WHAT THE TASK ASKS:
Check each line of the data for "thousands" and select those that have it.

EXERCISE MATERIAL:
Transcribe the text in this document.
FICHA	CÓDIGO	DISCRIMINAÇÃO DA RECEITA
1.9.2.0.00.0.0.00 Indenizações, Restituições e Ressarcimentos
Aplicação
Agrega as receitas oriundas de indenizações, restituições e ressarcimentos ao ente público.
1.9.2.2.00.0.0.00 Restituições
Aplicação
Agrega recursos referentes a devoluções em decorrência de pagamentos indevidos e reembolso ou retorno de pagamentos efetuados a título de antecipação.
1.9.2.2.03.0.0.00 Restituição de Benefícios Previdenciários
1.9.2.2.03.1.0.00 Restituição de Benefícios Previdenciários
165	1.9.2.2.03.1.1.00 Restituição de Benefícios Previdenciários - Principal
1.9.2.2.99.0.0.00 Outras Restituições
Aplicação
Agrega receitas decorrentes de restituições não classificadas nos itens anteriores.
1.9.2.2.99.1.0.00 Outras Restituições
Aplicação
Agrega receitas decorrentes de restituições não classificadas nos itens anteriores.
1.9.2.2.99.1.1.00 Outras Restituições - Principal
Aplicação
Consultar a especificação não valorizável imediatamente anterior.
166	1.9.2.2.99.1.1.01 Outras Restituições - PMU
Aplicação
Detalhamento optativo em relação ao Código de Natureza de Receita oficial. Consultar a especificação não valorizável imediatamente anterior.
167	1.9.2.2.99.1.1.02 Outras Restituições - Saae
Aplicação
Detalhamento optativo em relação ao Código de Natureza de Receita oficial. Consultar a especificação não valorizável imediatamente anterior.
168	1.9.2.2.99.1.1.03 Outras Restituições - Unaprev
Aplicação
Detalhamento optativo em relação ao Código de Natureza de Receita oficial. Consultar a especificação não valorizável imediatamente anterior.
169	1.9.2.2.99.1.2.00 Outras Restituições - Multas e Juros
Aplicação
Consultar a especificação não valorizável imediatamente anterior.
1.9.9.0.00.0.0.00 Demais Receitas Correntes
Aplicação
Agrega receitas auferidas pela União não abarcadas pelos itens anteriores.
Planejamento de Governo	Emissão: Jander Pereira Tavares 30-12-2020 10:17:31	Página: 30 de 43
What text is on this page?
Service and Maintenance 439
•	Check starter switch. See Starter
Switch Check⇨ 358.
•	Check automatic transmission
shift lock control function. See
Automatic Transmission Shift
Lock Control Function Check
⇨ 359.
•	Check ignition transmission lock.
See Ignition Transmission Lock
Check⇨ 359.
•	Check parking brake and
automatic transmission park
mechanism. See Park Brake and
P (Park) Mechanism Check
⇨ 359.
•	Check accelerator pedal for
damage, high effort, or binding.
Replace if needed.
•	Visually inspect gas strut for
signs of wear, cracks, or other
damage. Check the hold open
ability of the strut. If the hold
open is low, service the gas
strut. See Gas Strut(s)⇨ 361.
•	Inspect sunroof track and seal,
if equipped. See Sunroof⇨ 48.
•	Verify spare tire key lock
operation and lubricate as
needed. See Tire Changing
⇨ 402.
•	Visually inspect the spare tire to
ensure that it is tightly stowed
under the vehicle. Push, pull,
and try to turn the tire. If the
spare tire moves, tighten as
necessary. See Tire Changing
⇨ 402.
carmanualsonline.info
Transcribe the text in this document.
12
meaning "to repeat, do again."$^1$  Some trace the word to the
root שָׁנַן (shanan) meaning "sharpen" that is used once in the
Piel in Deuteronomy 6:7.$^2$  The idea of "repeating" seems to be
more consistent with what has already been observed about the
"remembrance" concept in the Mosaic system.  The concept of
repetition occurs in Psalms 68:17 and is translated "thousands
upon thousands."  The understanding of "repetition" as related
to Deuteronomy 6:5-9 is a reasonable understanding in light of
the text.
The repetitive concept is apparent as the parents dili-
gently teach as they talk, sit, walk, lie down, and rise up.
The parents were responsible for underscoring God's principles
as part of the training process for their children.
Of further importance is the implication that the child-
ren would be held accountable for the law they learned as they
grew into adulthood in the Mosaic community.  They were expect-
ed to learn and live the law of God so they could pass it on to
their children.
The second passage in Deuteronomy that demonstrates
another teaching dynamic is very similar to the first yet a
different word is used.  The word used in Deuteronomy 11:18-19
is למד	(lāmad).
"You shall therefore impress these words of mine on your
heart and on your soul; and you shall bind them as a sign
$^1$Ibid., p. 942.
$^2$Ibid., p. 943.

CORRECT RESPONSE:
repetition occurs in Psalms 68:17 and is translated "thousands
upon thousands."  The understanding of "repetition" as related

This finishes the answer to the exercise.